%%
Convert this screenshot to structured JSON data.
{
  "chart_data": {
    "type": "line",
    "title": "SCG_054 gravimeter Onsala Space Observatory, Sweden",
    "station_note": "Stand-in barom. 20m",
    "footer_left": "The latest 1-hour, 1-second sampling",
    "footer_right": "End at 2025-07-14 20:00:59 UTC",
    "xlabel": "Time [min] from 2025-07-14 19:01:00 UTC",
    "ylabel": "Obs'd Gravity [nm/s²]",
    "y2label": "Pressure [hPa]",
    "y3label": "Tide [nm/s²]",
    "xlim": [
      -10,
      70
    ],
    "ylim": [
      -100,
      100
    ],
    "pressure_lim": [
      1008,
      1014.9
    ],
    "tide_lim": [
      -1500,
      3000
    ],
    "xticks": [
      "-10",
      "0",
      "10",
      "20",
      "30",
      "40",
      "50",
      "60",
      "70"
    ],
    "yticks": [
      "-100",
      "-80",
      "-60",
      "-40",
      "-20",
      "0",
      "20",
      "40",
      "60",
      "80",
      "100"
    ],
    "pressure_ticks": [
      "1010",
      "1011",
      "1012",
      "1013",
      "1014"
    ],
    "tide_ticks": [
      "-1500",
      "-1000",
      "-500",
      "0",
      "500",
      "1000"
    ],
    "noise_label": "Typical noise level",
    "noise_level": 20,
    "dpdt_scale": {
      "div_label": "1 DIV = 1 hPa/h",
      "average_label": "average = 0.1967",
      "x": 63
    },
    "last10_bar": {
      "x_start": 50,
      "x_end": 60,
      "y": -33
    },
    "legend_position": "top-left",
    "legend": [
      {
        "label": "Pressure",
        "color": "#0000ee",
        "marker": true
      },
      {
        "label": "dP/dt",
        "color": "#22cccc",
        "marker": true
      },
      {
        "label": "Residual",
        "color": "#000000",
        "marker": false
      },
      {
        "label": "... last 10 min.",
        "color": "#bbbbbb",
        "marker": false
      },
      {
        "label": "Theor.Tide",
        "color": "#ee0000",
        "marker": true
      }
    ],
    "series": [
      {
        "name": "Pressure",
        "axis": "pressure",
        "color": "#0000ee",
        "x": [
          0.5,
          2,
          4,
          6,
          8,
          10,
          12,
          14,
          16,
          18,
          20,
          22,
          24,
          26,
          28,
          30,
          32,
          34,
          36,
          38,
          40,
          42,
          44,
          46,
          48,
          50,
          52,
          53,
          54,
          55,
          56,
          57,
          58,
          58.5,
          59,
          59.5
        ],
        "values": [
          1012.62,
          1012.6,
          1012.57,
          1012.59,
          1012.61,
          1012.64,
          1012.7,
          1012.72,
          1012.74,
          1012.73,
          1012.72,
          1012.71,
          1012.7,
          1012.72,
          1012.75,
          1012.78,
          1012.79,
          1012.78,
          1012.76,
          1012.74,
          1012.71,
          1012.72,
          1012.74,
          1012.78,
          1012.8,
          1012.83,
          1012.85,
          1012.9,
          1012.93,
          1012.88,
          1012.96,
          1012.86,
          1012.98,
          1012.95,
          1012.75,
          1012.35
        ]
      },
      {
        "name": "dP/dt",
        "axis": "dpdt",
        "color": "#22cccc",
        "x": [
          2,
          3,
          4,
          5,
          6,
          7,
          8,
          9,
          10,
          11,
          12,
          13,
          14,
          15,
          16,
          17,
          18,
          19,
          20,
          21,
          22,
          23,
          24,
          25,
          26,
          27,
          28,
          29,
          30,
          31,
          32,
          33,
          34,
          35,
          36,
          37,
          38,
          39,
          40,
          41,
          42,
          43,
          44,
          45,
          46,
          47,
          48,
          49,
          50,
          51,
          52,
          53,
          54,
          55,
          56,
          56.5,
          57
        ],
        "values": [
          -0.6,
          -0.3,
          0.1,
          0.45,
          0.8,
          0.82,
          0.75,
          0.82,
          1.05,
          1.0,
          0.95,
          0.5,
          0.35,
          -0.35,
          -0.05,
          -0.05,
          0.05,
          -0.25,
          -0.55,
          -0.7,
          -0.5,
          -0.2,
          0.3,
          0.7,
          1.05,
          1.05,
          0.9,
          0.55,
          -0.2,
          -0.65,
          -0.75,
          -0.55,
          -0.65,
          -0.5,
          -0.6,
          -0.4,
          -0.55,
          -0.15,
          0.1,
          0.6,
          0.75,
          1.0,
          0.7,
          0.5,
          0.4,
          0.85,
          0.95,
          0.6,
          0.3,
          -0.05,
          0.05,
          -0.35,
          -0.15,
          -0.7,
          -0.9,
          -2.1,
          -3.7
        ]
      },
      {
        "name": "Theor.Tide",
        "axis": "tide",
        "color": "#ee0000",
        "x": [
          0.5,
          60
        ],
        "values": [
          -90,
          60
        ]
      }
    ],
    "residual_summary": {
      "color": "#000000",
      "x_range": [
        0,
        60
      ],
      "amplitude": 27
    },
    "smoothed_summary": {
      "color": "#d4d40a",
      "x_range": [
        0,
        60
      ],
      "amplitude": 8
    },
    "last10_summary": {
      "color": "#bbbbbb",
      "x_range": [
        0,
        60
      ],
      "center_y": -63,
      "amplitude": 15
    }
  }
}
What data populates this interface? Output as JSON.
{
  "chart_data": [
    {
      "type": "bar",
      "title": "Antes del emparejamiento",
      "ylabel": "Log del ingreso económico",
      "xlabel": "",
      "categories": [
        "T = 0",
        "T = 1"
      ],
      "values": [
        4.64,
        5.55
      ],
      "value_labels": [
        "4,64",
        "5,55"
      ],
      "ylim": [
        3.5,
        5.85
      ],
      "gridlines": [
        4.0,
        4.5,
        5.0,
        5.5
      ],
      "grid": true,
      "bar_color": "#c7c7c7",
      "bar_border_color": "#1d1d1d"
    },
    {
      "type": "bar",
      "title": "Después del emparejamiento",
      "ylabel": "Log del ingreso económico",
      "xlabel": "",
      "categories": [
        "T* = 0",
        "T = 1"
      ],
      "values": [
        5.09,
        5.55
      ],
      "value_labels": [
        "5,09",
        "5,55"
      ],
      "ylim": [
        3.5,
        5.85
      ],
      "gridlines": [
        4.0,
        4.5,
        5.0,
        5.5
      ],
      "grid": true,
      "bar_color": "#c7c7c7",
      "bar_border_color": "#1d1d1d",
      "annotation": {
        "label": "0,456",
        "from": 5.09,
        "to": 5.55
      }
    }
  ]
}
%%
* Stated problem *
Please quote every record above exactly as it appears.

* Solution below *
Convert this screenshot to structured JSON data.
{
  "chart_data": {
    "type": "line",
    "title": "SCG_054 gravimeter Onsala Space Observatory, Sweden",
    "station_note": "Stand-in barom. 20m",
    "footer_left": "The latest 1-hour, 1-second sampling",
    "footer_right": "End at 2025-07-14 20:00:59 UTC",
    "xlabel": "Time [min] from 2025-07-14 19:01:00 UTC",
    "ylabel": "Obs'd Gravity [nm/s²]",
    "y2label": "Pressure [hPa]",
    "y3label": "Tide [nm/s²]",
    "xlim": [
      -10,
      70
    ],
    "ylim": [
      -100,
      100
    ],
    "pressure_lim": [
      1008,
      1014.9
    ],
    "tide_lim": [
      -1500,
      3000
    ],
    "xticks": [
      "-10",
      "0",
      "10",
      "20",
      "30",
      "40",
      "50",
      "60",
      "70"
    ],
    "yticks": [
      "-100",
      "-80",
      "-60",
      "-40",
      "-20",
      "0",
      "20",
      "40",
      "60",
      "80",
      "100"
    ],
    "pressure_ticks": [
      "1010",
      "1011",
      "1012",
      "1013",
      "1014"
    ],
    "tide_ticks": [
      "-1500",
      "-1000",
      "-500",
      "0",
      "500",
      "1000"
    ],
    "noise_label": "Typical noise level",
    "noise_level": 20,
    "dpdt_scale": {
      "div_label": "1 DIV = 1 hPa/h",
      "average_label": "average = 0.1967",
      "x": 63
    },
    "last10_bar": {
      "x_start": 50,
      "x_end": 60,
      "y": -33
    },
    "legend_position": "top-left",
    "legend": [
      {
        "label": "Pressure",
        "color": "#0000ee",
        "marker": true
      },
      {
        "label": "dP/dt",
        "color": "#22cccc",
        "marker": true
      },
      {
        "label": "Residual",
        "color": "#000000",
        "marker": false
      },
      {
        "label": "... last 10 min.",
        "color": "#bbbbbb",
        "marker": false
      },
      {
        "label": "Theor.Tide",
        "color": "#ee0000",
        "marker": true
      }
    ],
    "series": [
      {
        "name": "Pressure",
        "axis": "pressure",
        "color": "#0000ee",
        "x": [
          0.5,
          2,
          4,
          6,
          8,
          10,
          12,
          14,
          16,
          18,
          20,
          22,
          24,
          26,
          28,
          30,
          32,
          34,
          36,
          38,
          40,
          42,
          44,
          46,
          48,
          50,
          52,
          53,
          54,
          55,
          56,
          57,
          58,
          58.5,
          59,
          59.5
        ],
        "values": [
          1012.62,
          1012.6,
          1012.57,
          1012.59,
          1012.61,
          1012.64,
          1012.7,
          1012.72,
          1012.74,
          1012.73,
          1012.72,
          1012.71,
          1012.7,
          1012.72,
          1012.75,
          1012.78,
          1012.79,
          1012.78,
          1012.76,
          1012.74,
          1012.71,
          1012.72,
          1012.74,
          1012.78,
          1012.8,
          1012.83,
          1012.85,
          1012.9,
          1012.93,
          1012.88,
          1012.96,
          1012.86,
          1012.98,
          1012.95,
          1012.75,
          1012.35
        ]
      },
      {
        "name": "dP/dt",
        "axis": "dpdt",
        "color": "#22cccc",
        "x": [
          2,
          3,
          4,
          5,
          6,
          7,
          8,
          9,
          10,
          11,
          12,
          13,
          14,
          15,
          16,
          17,
          18,
          19,
          20,
          21,
          22,
          23,
          24,
          25,
          26,
          27,
          28,
          29,
          30,
          31,
          32,
          33,
          34,
          35,
          36,
          37,
          38,
          39,
          40,
          41,
          42,
          43,
          44,
          45,
          46,
          47,
          48,
          49,
          50,
          51,
          52,
          53,
          54,
          55,
          56,
          56.5,
          57
        ],
        "values": [
          -0.6,
          -0.3,
          0.1,
          0.45,
          0.8,
          0.82,
          0.75,
          0.82,
          1.05,
          1.0,
          0.95,
          0.5,
          0.35,
          -0.35,
          -0.05,
          -0.05,
          0.05,
          -0.25,
          -0.55,
          -0.7,
          -0.5,
          -0.2,
          0.3,
          0.7,
          1.05,
          1.05,
          0.9,
          0.55,
          -0.2,
          -0.65,
          -0.75,
          -0.55,
          -0.65,
          -0.5,
          -0.6,
          -0.4,
          -0.55,
          -0.15,
          0.1,
          0.6,
          0.75,
          1.0,
          0.7,
          0.5,
          0.4,
          0.85,
          0.95,
          0.6,
          0.3,
          -0.05,
          0.05,
          -0.35,
          -0.15,
          -0.7,
          -0.9,
          -2.1,
          -3.7
        ]
      },
      {
        "name": "Theor.Tide",
        "axis": "tide",
        "color": "#ee0000",
        "x": [
          0.5,
          60
        ],
        "values": [
          -90,
          60
        ]
      }
    ],
    "residual_summary": {
      "color": "#000000",
      "x_range": [
        0,
        60
      ],
      "amplitude": 27
    },
    "smoothed_summary": {
      "color": "#d4d40a",
      "x_range": [
        0,
        60
      ],
      "amplitude": 8
    },
    "last10_summary": {
      "color": "#bbbbbb",
      "x_range": [
        0,
        60
      ],
      "center_y": -63,
      "amplitude": 15
    }
  }
}
What data populates this interface? Output as JSON.
{
  "chart_data": [
    {
      "type": "bar",
      "title": "Antes del emparejamiento",
      "ylabel": "Log del ingreso económico",
      "xlabel": "",
      "categories": [
        "T = 0",
        "T = 1"
      ],
      "values": [
        4.64,
        5.55
      ],
      "value_labels": [
        "4,64",
        "5,55"
      ],
      "ylim": [
        3.5,
        5.85
      ],
      "gridlines": [
        4.0,
        4.5,
        5.0,
        5.5
      ],
      "grid": true,
      "bar_color": "#c7c7c7",
      "bar_border_color": "#1d1d1d"
    },
    {
      "type": "bar",
      "title": "Después del emparejamiento",
      "ylabel": "Log del ingreso económico",
      "xlabel": "",
      "categories": [
        "T* = 0",
        "T = 1"
      ],
      "values": [
        5.09,
        5.55
      ],
      "value_labels": [
        "5,09",
        "5,55"
      ],
      "ylim": [
        3.5,
        5.85
      ],
      "gridlines": [
        4.0,
        4.5,
        5.0,
        5.5
      ],
      "grid": true,
      "bar_color": "#c7c7c7",
      "bar_border_color": "#1d1d1d",
      "annotation": {
        "label": "0,456",
        "from": 5.09,
        "to": 5.55
      }
    }
  ]
}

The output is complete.